----- TASK INPUT -----

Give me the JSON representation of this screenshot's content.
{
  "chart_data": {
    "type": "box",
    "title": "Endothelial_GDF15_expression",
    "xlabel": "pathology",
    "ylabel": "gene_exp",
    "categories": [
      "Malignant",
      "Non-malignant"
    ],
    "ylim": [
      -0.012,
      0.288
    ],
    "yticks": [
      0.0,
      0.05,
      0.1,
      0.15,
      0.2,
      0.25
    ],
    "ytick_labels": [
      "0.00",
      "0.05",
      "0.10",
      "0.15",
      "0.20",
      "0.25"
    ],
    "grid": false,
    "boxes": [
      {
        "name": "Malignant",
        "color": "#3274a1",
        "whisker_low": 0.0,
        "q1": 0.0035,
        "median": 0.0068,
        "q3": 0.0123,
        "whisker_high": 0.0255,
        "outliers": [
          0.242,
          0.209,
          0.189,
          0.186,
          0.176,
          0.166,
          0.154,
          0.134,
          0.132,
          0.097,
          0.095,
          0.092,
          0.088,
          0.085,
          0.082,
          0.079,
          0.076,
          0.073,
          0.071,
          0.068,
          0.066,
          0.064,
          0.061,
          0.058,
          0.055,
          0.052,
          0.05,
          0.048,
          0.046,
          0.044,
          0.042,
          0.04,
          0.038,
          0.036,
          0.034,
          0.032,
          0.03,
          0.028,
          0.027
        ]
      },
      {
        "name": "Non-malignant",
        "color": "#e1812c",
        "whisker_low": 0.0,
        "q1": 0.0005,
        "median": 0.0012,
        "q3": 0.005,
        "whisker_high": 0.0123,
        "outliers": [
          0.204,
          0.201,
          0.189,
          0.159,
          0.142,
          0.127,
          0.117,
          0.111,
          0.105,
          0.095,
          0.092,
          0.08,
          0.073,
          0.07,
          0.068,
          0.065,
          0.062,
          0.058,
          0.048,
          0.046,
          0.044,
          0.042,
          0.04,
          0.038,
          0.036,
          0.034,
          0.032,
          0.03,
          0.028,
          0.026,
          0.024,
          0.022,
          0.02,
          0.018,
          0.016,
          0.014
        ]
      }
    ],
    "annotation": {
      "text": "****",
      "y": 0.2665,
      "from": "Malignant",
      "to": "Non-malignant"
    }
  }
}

-----

## TASK PROMPT
Each record above should be returned exactly as it appears.

## REPLY
Give me the JSON representation of this screenshot's content.
{
  "chart_data": {
    "type": "box",
    "title": "Endothelial_GDF15_expression",
    "xlabel": "pathology",
    "ylabel": "gene_exp",
    "categories": [
      "Malignant",
      "Non-malignant"
    ],
    "ylim": [
      -0.012,
      0.288
    ],
    "yticks": [
      0.0,
      0.05,
      0.1,
      0.15,
      0.2,
      0.25
    ],
    "ytick_labels": [
      "0.00",
      "0.05",
      "0.10",
      "0.15",
      "0.20",
      "0.25"
    ],
    "grid": false,
    "boxes": [
      {
        "name": "Malignant",
        "color": "#3274a1",
        "whisker_low": 0.0,
        "q1": 0.0035,
        "median": 0.0068,
        "q3": 0.0123,
        "whisker_high": 0.0255,
        "outliers": [
          0.242,
          0.209,
          0.189,
          0.186,
          0.176,
          0.166,
          0.154,
          0.134,
          0.132,
          0.097,
          0.095,
          0.092,
          0.088,
          0.085,
          0.082,
          0.079,
          0.076,
          0.073,
          0.071,
          0.068,
          0.066,
          0.064,
          0.061,
          0.058,
          0.055,
          0.052,
          0.05,
          0.048,
          0.046,
          0.044,
          0.042,
          0.04,
          0.038,
          0.036,
          0.034,
          0.032,
          0.03,
          0.028,
          0.027
        ]
      },
      {
        "name": "Non-malignant",
        "color": "#e1812c",
        "whisker_low": 0.0,
        "q1": 0.0005,
        "median": 0.0012,
        "q3": 0.005,
        "whisker_high": 0.0123,
        "outliers": [
          0.204,
          0.201,
          0.189,
          0.159,
          0.142,
          0.127,
          0.117,
          0.111,
          0.105,
          0.095,
          0.092,
          0.08,
          0.073,
          0.07,
          0.068,
          0.065,
          0.062,
          0.058,
          0.048,
          0.046,
          0.044,
          0.042,
          0.04,
          0.038,
          0.036,
          0.034,
          0.032,
          0.03,
          0.028,
          0.026,
          0.024,
          0.022,
          0.02,
          0.018,
          0.016,
          0.014
        ]
      }
    ],
    "annotation": {
      "text": "****",
      "y": 0.2665,
      "from": "Malignant",
      "to": "Non-malignant"
    }
  }
}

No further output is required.